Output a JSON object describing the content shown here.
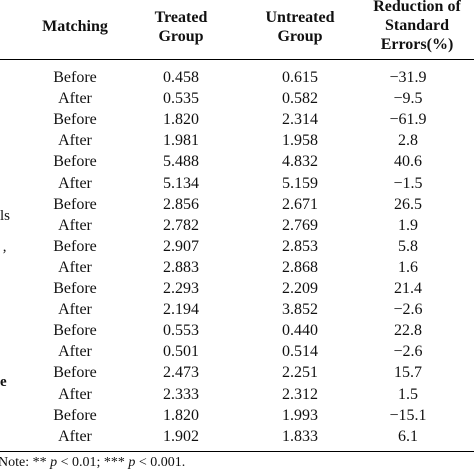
{
  "table": {
    "header": {
      "matching": "Matching",
      "treated_line1": "Treated",
      "treated_line2": "Group",
      "untreated_line1": "Untreated",
      "untreated_line2": "Group",
      "reduction_line1": "Reduction of",
      "reduction_line2": "Standard",
      "reduction_line3": "Errors(%)"
    },
    "rows": [
      {
        "matching": "Before",
        "treated": "0.458",
        "untreated": "0.615",
        "reduction": "−31.9"
      },
      {
        "matching": "After",
        "treated": "0.535",
        "untreated": "0.582",
        "reduction": "−9.5"
      },
      {
        "matching": "Before",
        "treated": "1.820",
        "untreated": "2.314",
        "reduction": "−61.9"
      },
      {
        "matching": "After",
        "treated": "1.981",
        "untreated": "1.958",
        "reduction": "2.8"
      },
      {
        "matching": "Before",
        "treated": "5.488",
        "untreated": "4.832",
        "reduction": "40.6"
      },
      {
        "matching": "After",
        "treated": "5.134",
        "untreated": "5.159",
        "reduction": "−1.5"
      },
      {
        "matching": "Before",
        "treated": "2.856",
        "untreated": "2.671",
        "reduction": "26.5"
      },
      {
        "matching": "After",
        "treated": "2.782",
        "untreated": "2.769",
        "reduction": "1.9"
      },
      {
        "matching": "Before",
        "treated": "2.907",
        "untreated": "2.853",
        "reduction": "5.8"
      },
      {
        "matching": "After",
        "treated": "2.883",
        "untreated": "2.868",
        "reduction": "1.6"
      },
      {
        "matching": "Before",
        "treated": "2.293",
        "untreated": "2.209",
        "reduction": "21.4"
      },
      {
        "matching": "After",
        "treated": "2.194",
        "untreated": "3.852",
        "reduction": "−2.6"
      },
      {
        "matching": "Before",
        "treated": "0.553",
        "untreated": "0.440",
        "reduction": "22.8"
      },
      {
        "matching": "After",
        "treated": "0.501",
        "untreated": "0.514",
        "reduction": "−2.6"
      },
      {
        "matching": "Before",
        "treated": "2.473",
        "untreated": "2.251",
        "reduction": "15.7"
      },
      {
        "matching": "After",
        "treated": "2.333",
        "untreated": "2.312",
        "reduction": "1.5"
      },
      {
        "matching": "Before",
        "treated": "1.820",
        "untreated": "1.993",
        "reduction": "−15.1"
      },
      {
        "matching": "After",
        "treated": "1.902",
        "untreated": "1.833",
        "reduction": "6.1"
      }
    ],
    "clipped_left_fragments": [
      "ls",
      "’",
      "e"
    ]
  },
  "note": {
    "prefix": "Note: ** ",
    "p1": "p",
    "mid1": " < 0.01; *** ",
    "p2": "p",
    "mid2": " < 0.001."
  }
}
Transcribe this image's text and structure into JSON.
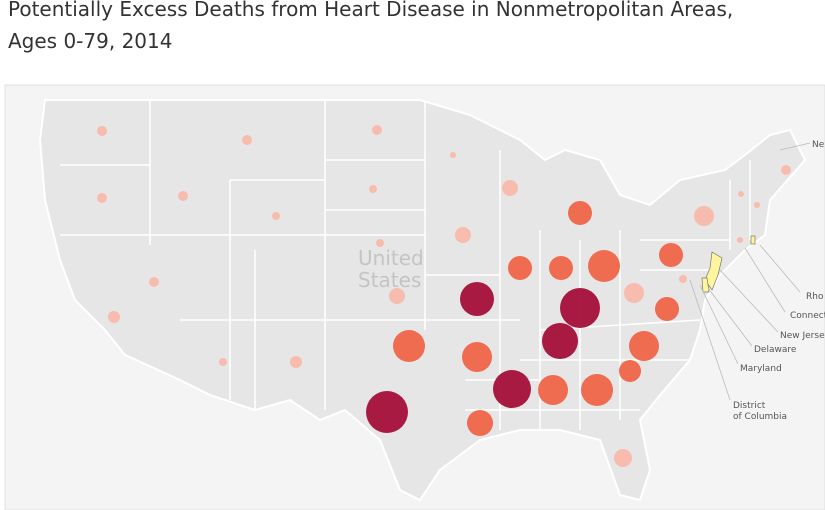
{
  "title_lines": [
    "Potentially Excess Deaths from Heart Disease in Nonmetropolitan Areas,",
    "Ages 0-79, 2014"
  ],
  "map_label_lines": [
    "United",
    "States"
  ],
  "callouts": [
    "Ne",
    "Rho",
    "Connect",
    "New Jerse",
    "Delaware",
    "Maryland",
    "District",
    "of Columbia"
  ],
  "markers": {
    "values": [
      5,
      5,
      5,
      3,
      5,
      5,
      4,
      4,
      4,
      8,
      12,
      8,
      12,
      12,
      16,
      12,
      10,
      3,
      3,
      5,
      3,
      5,
      8,
      17,
      20,
      10,
      12,
      4,
      6,
      4,
      6,
      16,
      15,
      18,
      15,
      11,
      19,
      15,
      16,
      21,
      13,
      9
    ],
    "colors": [
      "#f9b9ab",
      "#f9b9ab",
      "#f9b9ab",
      "#f9b9ab",
      "#f9b9ab",
      "#f9b9ab",
      "#f9b9ab",
      "#f9b9ab",
      "#f9b9ab",
      "#f9b9ab",
      "#ef6548",
      "#f9b9ab",
      "#ef6548",
      "#ef6548",
      "#ef6548",
      "#ef6548",
      "#f9b9ab",
      "#f9b9ab",
      "#f9b9ab",
      "#f9b9ab",
      "#f9b9ab",
      "#f9b9ab",
      "#f9b9ab",
      "#a50f3a",
      "#a50f3a",
      "#f9b9ab",
      "#ef6548",
      "#f9b9ab",
      "#f9b9ab",
      "#f9b9ab",
      "#f9b9ab",
      "#ef6548",
      "#ef6548",
      "#a50f3a",
      "#ef6548",
      "#ef6548",
      "#a50f3a",
      "#ef6548",
      "#ef6548",
      "#a50f3a",
      "#ef6548",
      "#f9b9ab"
    ]
  }
}
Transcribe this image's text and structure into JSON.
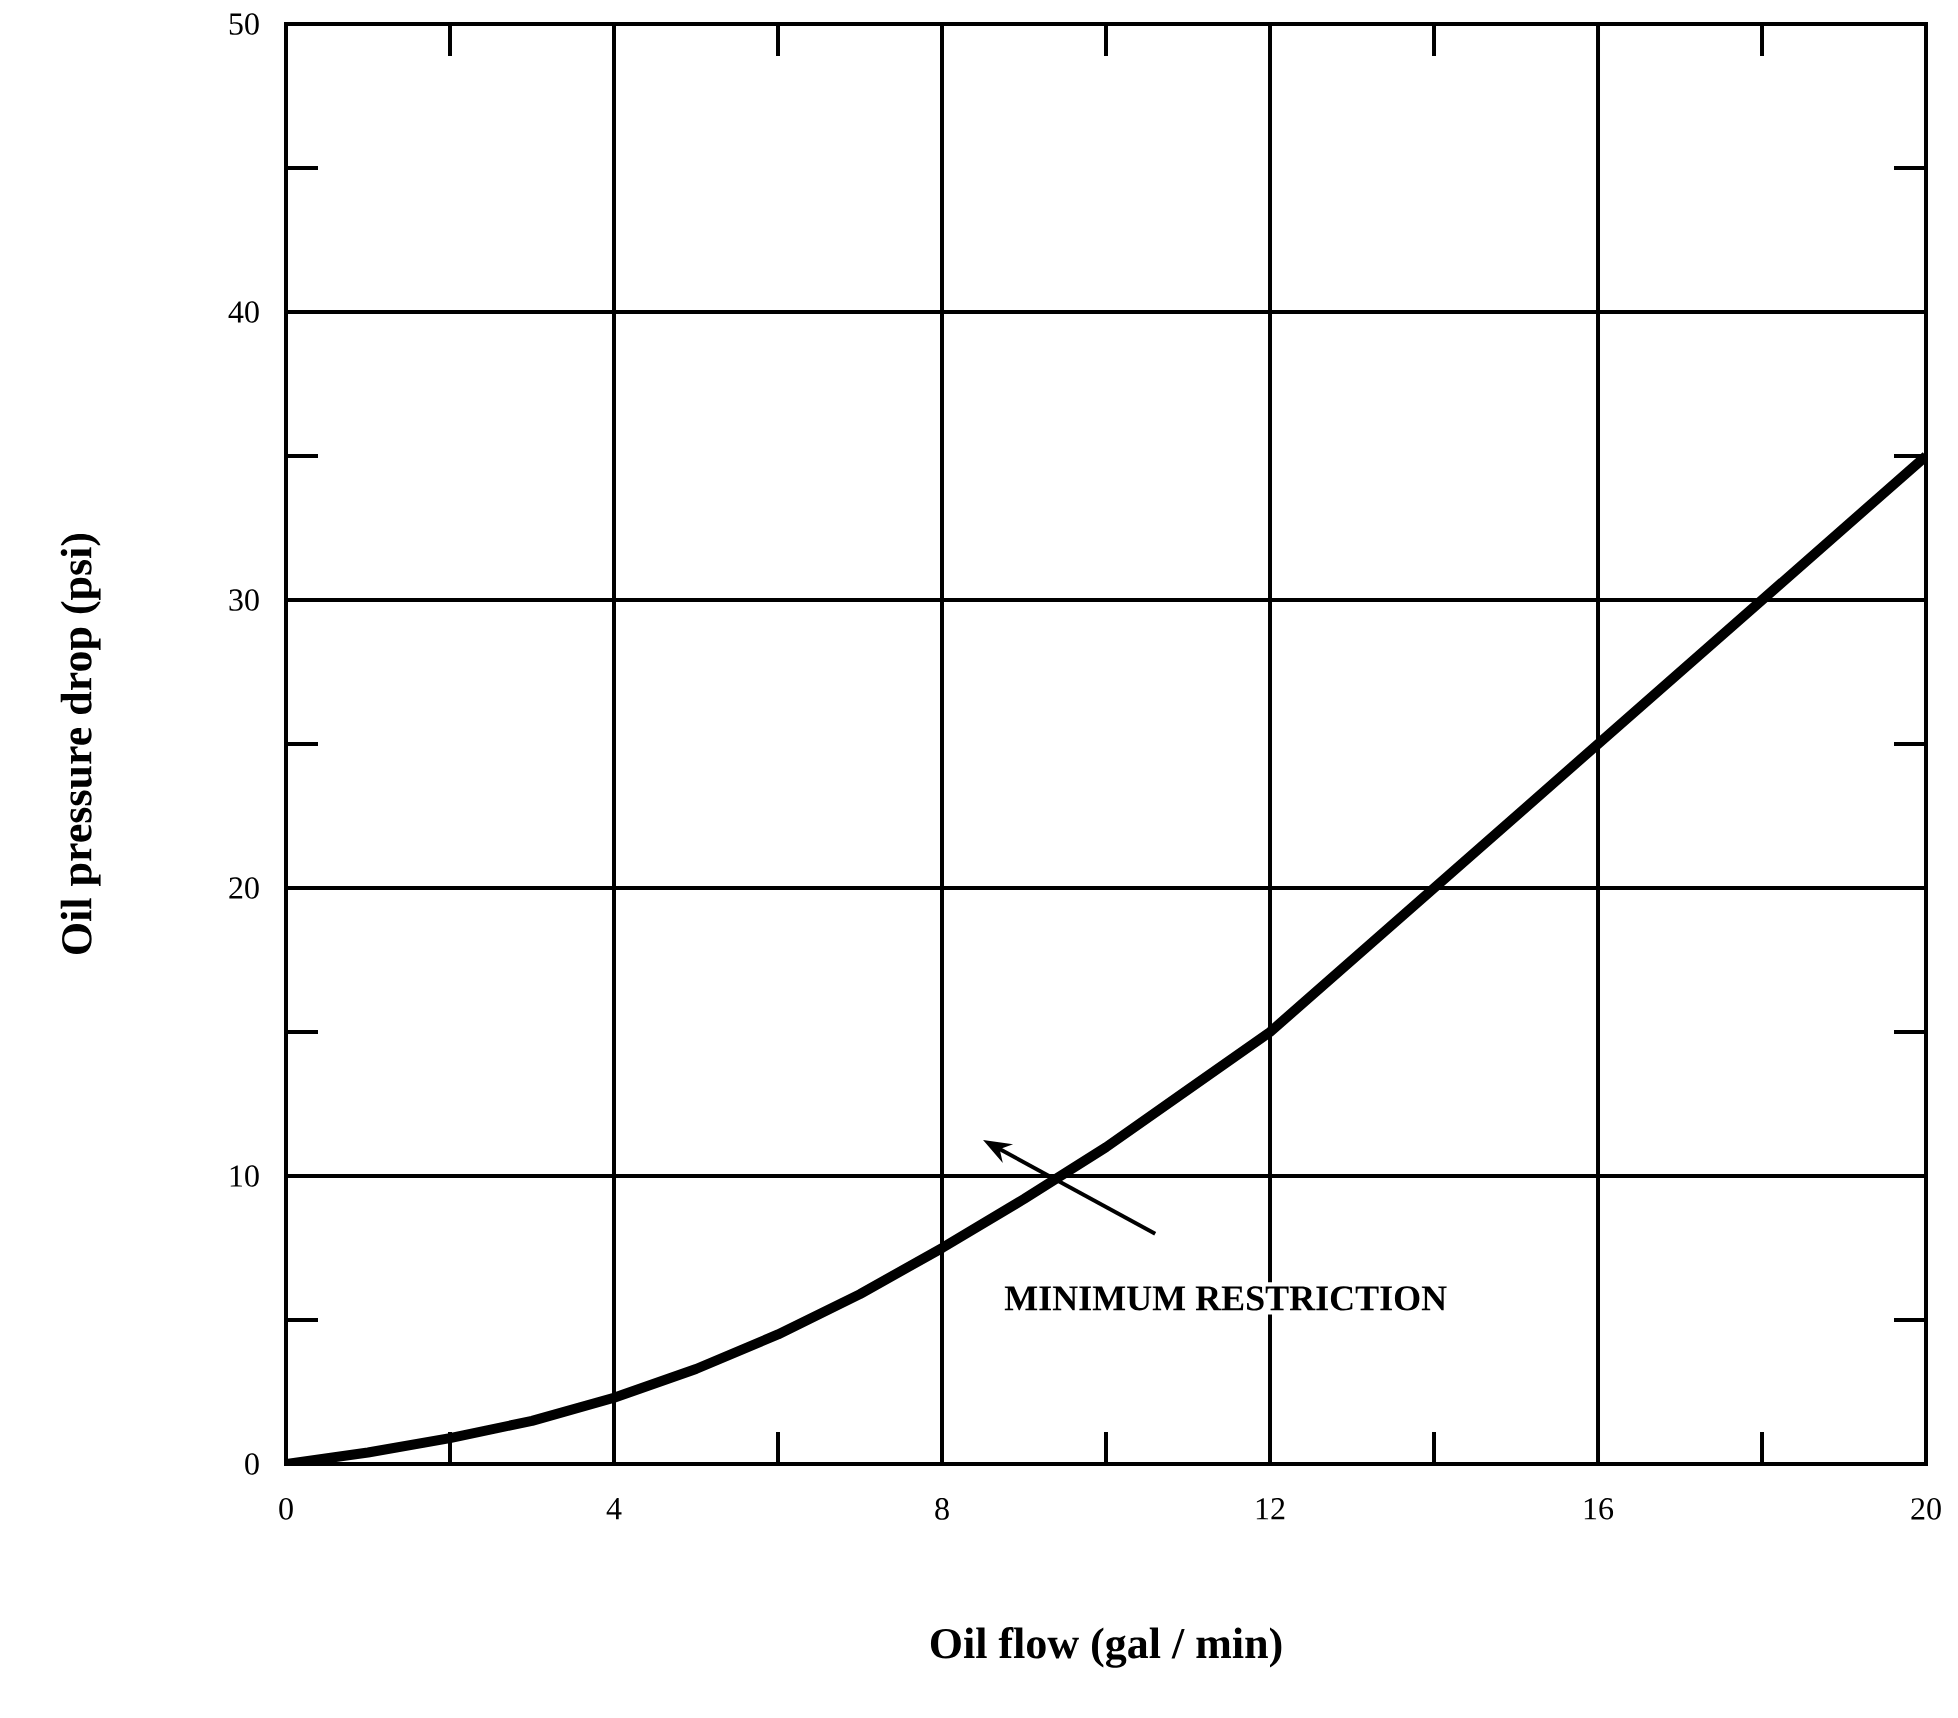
{
  "chart_data": {
    "type": "line",
    "xlabel": "Oil flow (gal / min)",
    "ylabel": "Oil pressure drop (psi)",
    "x": [
      0,
      1,
      2,
      3,
      4,
      5,
      6,
      7,
      8,
      9,
      10,
      11,
      12,
      13,
      14,
      15,
      16,
      17,
      18,
      19,
      20
    ],
    "series": [
      {
        "color": "#000000",
        "values": [
          0,
          0.4,
          0.9,
          1.5,
          2.3,
          3.3,
          4.5,
          5.9,
          7.5,
          9.2,
          11,
          13,
          15,
          17.5,
          20,
          22.5,
          25,
          27.5,
          30,
          32.5,
          35
        ]
      }
    ],
    "xlim": [
      0,
      20
    ],
    "ylim": [
      0,
      50
    ],
    "xticks": [
      0,
      {
        "value": 2,
        "label": null
      },
      4,
      {
        "value": 6,
        "label": null
      },
      8,
      {
        "value": 10,
        "label": null
      },
      12,
      {
        "value": 14,
        "label": null
      },
      16,
      {
        "value": 18,
        "label": null
      },
      20
    ],
    "yticks": [
      0,
      {
        "value": 5,
        "label": null
      },
      10,
      {
        "value": 15,
        "label": null
      },
      20,
      {
        "value": 25,
        "label": null
      },
      30,
      {
        "value": 35,
        "label": null
      },
      40,
      {
        "value": 45,
        "label": null
      },
      50
    ],
    "grid": true,
    "marker": "none",
    "line_style": "solid",
    "annotations": [
      "MINIMUM  RESTRICTION"
    ]
  }
}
☆ ☆ ☆ ☆ ☆ ☆ ☆
* The exercise: Copy each line from the data above that includes "Group".

* Answer for the task:
      "treated_line2": "Group",
      "untreated_line2": "Group",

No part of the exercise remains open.